Goal:
Can you reproduce each of the following records word for word, keeping every line as it appears?

Data lines:
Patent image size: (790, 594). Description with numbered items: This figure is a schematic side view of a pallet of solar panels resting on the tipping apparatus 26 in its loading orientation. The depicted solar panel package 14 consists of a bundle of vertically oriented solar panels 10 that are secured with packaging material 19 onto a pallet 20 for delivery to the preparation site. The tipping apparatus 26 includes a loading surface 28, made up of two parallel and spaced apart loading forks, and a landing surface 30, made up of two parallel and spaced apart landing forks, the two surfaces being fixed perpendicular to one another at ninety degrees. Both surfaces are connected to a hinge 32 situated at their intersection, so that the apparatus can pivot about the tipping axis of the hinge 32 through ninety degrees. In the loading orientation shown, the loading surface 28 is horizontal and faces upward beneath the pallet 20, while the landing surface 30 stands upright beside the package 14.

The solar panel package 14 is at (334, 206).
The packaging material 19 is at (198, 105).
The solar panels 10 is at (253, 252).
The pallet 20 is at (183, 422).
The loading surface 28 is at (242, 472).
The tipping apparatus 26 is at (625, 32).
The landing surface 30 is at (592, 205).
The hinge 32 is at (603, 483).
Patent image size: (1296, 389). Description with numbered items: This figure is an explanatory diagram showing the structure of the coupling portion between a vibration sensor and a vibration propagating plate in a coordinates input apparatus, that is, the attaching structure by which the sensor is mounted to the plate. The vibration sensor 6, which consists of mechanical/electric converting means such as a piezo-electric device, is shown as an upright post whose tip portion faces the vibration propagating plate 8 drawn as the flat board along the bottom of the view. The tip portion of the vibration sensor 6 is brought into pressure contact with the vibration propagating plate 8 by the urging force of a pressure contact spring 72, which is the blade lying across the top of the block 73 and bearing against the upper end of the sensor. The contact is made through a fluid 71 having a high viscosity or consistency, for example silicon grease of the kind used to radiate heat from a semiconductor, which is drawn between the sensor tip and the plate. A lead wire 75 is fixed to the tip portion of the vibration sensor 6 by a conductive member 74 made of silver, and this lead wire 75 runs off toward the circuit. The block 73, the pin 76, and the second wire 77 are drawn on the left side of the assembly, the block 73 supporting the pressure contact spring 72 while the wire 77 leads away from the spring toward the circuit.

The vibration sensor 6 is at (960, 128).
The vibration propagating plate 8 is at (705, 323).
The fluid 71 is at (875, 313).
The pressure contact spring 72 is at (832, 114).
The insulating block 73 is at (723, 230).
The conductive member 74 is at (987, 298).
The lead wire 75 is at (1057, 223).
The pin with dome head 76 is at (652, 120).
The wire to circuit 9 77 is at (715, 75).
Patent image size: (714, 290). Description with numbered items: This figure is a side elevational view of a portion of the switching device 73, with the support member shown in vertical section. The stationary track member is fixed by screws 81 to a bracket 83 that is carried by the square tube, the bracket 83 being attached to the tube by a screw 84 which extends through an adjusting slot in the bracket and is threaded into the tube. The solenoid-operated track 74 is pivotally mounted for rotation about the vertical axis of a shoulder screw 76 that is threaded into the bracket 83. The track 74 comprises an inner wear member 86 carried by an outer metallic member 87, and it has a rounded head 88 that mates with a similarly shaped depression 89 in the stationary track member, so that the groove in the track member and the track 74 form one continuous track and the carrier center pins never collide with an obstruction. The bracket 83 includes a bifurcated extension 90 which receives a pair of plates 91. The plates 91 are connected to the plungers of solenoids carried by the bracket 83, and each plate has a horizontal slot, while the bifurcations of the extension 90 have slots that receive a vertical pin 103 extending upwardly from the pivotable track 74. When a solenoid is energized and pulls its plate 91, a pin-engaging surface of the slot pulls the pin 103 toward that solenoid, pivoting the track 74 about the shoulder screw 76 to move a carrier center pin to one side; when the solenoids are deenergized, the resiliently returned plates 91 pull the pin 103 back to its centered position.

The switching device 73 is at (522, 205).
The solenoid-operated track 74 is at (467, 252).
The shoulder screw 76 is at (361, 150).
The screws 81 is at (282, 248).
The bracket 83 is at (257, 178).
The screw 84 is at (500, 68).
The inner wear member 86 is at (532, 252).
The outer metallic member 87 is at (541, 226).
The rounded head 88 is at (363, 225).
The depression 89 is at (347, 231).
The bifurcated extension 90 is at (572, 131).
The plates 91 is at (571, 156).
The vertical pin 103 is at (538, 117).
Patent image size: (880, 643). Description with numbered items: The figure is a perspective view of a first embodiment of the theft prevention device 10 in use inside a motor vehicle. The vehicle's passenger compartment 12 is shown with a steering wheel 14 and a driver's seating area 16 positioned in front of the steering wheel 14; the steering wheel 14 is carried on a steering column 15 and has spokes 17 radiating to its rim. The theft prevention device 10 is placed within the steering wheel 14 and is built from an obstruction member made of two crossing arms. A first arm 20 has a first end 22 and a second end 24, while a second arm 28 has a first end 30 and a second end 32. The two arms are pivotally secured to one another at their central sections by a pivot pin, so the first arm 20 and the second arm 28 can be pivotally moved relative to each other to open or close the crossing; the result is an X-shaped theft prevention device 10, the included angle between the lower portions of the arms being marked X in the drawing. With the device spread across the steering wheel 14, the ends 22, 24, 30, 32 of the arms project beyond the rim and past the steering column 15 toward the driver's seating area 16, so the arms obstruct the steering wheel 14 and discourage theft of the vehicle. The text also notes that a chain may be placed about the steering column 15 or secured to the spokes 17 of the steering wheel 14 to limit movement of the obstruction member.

Answer to this problem:
Patent image size: (790, 594). Description with numbered items: This figure is a schematic side view of a pallet of solar panels resting on the tipping apparatus 26 in its loading orientation. The depicted solar panel package 14 consists of a bundle of vertically oriented solar panels 10 that are secured with packaging material 19 onto a pallet 20 for delivery to the preparation site. The tipping apparatus 26 includes a loading surface 28, made up of two parallel and spaced apart loading forks, and a landing surface 30, made up of two parallel and spaced apart landing forks, the two surfaces being fixed perpendicular to one another at ninety degrees. Both surfaces are connected to a hinge 32 situated at their intersection, so that the apparatus can pivot about the tipping axis of the hinge 32 through ninety degrees. In the loading orientation shown, the loading surface 28 is horizontal and faces upward beneath the pallet 20, while the landing surface 30 stands upright beside the package 14.

The solar panel package 14 is at (334, 206).
The packaging material 19 is at (198, 105).
The solar panels 10 is at (253, 252).
The pallet 20 is at (183, 422).
The loading surface 28 is at (242, 472).
The tipping apparatus 26 is at (625, 32).
The landing surface 30 is at (592, 205).
The hinge 32 is at (603, 483).
Patent image size: (1296, 389). Description with numbered items: This figure is an explanatory diagram showing the structure of the coupling portion between a vibration sensor and a vibration propagating plate in a coordinates input apparatus, that is, the attaching structure by which the sensor is mounted to the plate. The vibration sensor 6, which consists of mechanical/electric converting means such as a piezo-electric device, is shown as an upright post whose tip portion faces the vibration propagating plate 8 drawn as the flat board along the bottom of the view. The tip portion of the vibration sensor 6 is brought into pressure contact with the vibration propagating plate 8 by the urging force of a pressure contact spring 72, which is the blade lying across the top of the block 73 and bearing against the upper end of the sensor. The contact is made through a fluid 71 having a high viscosity or consistency, for example silicon grease of the kind used to radiate heat from a semiconductor, which is drawn between the sensor tip and the plate. A lead wire 75 is fixed to the tip portion of the vibration sensor 6 by a conductive member 74 made of silver, and this lead wire 75 runs off toward the circuit. The block 73, the pin 76, and the second wire 77 are drawn on the left side of the assembly, the block 73 supporting the pressure contact spring 72 while the wire 77 leads away from the spring toward the circuit.

The vibration sensor 6 is at (960, 128).
The vibration propagating plate 8 is at (705, 323).
The fluid 71 is at (875, 313).
The pressure contact spring 72 is at (832, 114).
The insulating block 73 is at (723, 230).
The conductive member 74 is at (987, 298).
The lead wire 75 is at (1057, 223).
The pin with dome head 76 is at (652, 120).
The wire to circuit 9 77 is at (715, 75).
Patent image size: (714, 290). Description with numbered items: This figure is a side elevational view of a portion of the switching device 73, with the support member shown in vertical section. The stationary track member is fixed by screws 81 to a bracket 83 that is carried by the square tube, the bracket 83 being attached to the tube by a screw 84 which extends through an adjusting slot in the bracket and is threaded into the tube. The solenoid-operated track 74 is pivotally mounted for rotation about the vertical axis of a shoulder screw 76 that is threaded into the bracket 83. The track 74 comprises an inner wear member 86 carried by an outer metallic member 87, and it has a rounded head 88 that mates with a similarly shaped depression 89 in the stationary track member, so that the groove in the track member and the track 74 form one continuous track and the carrier center pins never collide with an obstruction. The bracket 83 includes a bifurcated extension 90 which receives a pair of plates 91. The plates 91 are connected to the plungers of solenoids carried by the bracket 83, and each plate has a horizontal slot, while the bifurcations of the extension 90 have slots that receive a vertical pin 103 extending upwardly from the pivotable track 74. When a solenoid is energized and pulls its plate 91, a pin-engaging surface of the slot pulls the pin 103 toward that solenoid, pivoting the track 74 about the shoulder screw 76 to move a carrier center pin to one side; when the solenoids are deenergized, the resiliently returned plates 91 pull the pin 103 back to its centered position.

The switching device 73 is at (522, 205).
The solenoid-operated track 74 is at (467, 252).
The shoulder screw 76 is at (361, 150).
The screws 81 is at (282, 248).
The bracket 83 is at (257, 178).
The screw 84 is at (500, 68).
The inner wear member 86 is at (532, 252).
The outer metallic member 87 is at (541, 226).
The rounded head 88 is at (363, 225).
The depression 89 is at (347, 231).
The bifurcated extension 90 is at (572, 131).
The plates 91 is at (571, 156).
The vertical pin 103 is at (538, 117).
Patent image size: (880, 643). Description with numbered items: The figure is a perspective view of a first embodiment of the theft prevention device 10 in use inside a motor vehicle. The vehicle's passenger compartment 12 is shown with a steering wheel 14 and a driver's seating area 16 positioned in front of the steering wheel 14; the steering wheel 14 is carried on a steering column 15 and has spokes 17 radiating to its rim. The theft prevention device 10 is placed within the steering wheel 14 and is built from an obstruction member made of two crossing arms. A first arm 20 has a first end 22 and a second end 24, while a second arm 28 has a first end 30 and a second end 32. The two arms are pivotally secured to one another at their central sections by a pivot pin, so the first arm 20 and the second arm 28 can be pivotally moved relative to each other to open or close the crossing; the result is an X-shaped theft prevention device 10, the included angle between the lower portions of the arms being marked X in the drawing. With the device spread across the steering wheel 14, the ends 22, 24, 30, 32 of the arms project beyond the rim and past the steering column 15 toward the driver's seating area 16, so the arms obstruct the steering wheel 14 and discourage theft of the vehicle. The text also notes that a chain may be placed about the steering column 15 or secured to the spokes 17 of the steering wheel 14 to limit movement of the obstruction member.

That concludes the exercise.